DATA FOR THE TASK:
┏━━

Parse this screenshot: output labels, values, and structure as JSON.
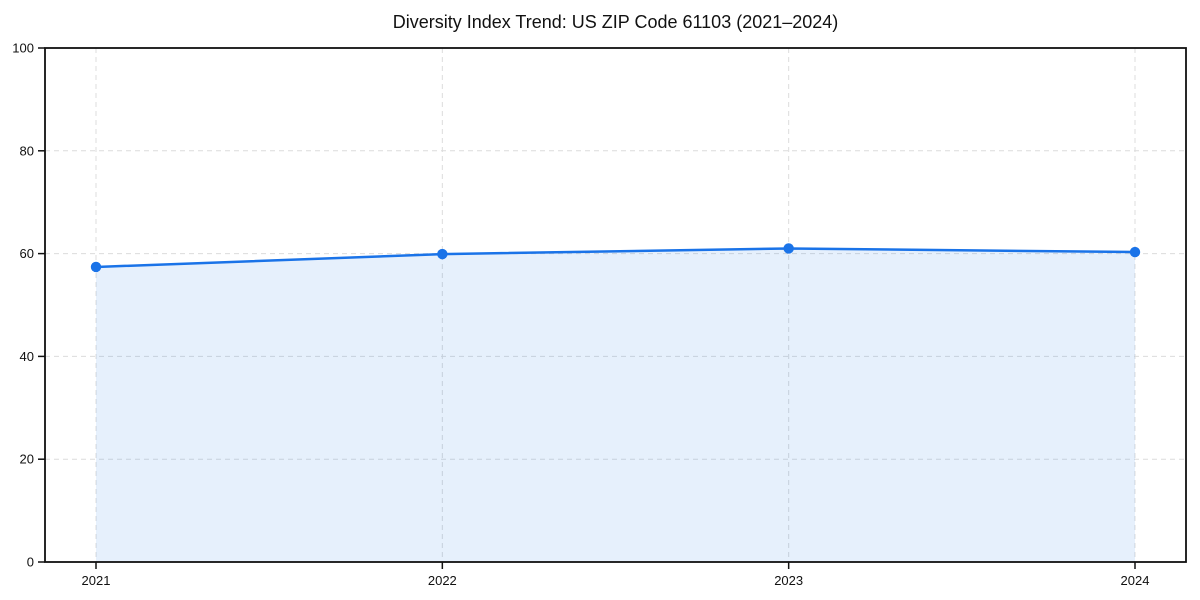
{
  "chart_data": {
    "type": "area",
    "title": "Diversity Index Trend: US ZIP Code 61103 (2021–2024)",
    "categories": [
      "2021",
      "2022",
      "2023",
      "2024"
    ],
    "series": [
      {
        "name": "Diversity Index",
        "values": [
          57.4,
          59.9,
          61.0,
          60.3
        ]
      }
    ],
    "xlabel": "",
    "ylabel": "",
    "ylim": [
      0,
      100
    ],
    "yticks": [
      0,
      20,
      40,
      60,
      80,
      100
    ],
    "grid": true,
    "grid_style": "dashed",
    "legend": false,
    "colors": {
      "line": "#1a73e8",
      "marker": "#1a73e8",
      "area_fill_rgba": "rgba(26,115,232,0.11)",
      "grid": "#dcdcdc",
      "axis": "#111111",
      "tick_label": "#111111",
      "background": "#ffffff"
    }
  }
}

┗━━

GOAL: Leave the pictures out and copy the rest of the data exactly.

TASK RESULT:
Parse this screenshot: output labels, values, and structure as JSON.
{
  "chart_data": {
    "type": "area",
    "title": "Diversity Index Trend: US ZIP Code 61103 (2021–2024)",
    "categories": [
      "2021",
      "2022",
      "2023",
      "2024"
    ],
    "series": [
      {
        "name": "Diversity Index",
        "values": [
          57.4,
          59.9,
          61.0,
          60.3
        ]
      }
    ],
    "xlabel": "",
    "ylabel": "",
    "ylim": [
      0,
      100
    ],
    "yticks": [
      0,
      20,
      40,
      60,
      80,
      100
    ],
    "grid": true,
    "grid_style": "dashed",
    "legend": false,
    "colors": {
      "line": "#1a73e8",
      "marker": "#1a73e8",
      "area_fill_rgba": "rgba(26,115,232,0.11)",
      "grid": "#dcdcdc",
      "axis": "#111111",
      "tick_label": "#111111",
      "background": "#ffffff"
    }
  }
}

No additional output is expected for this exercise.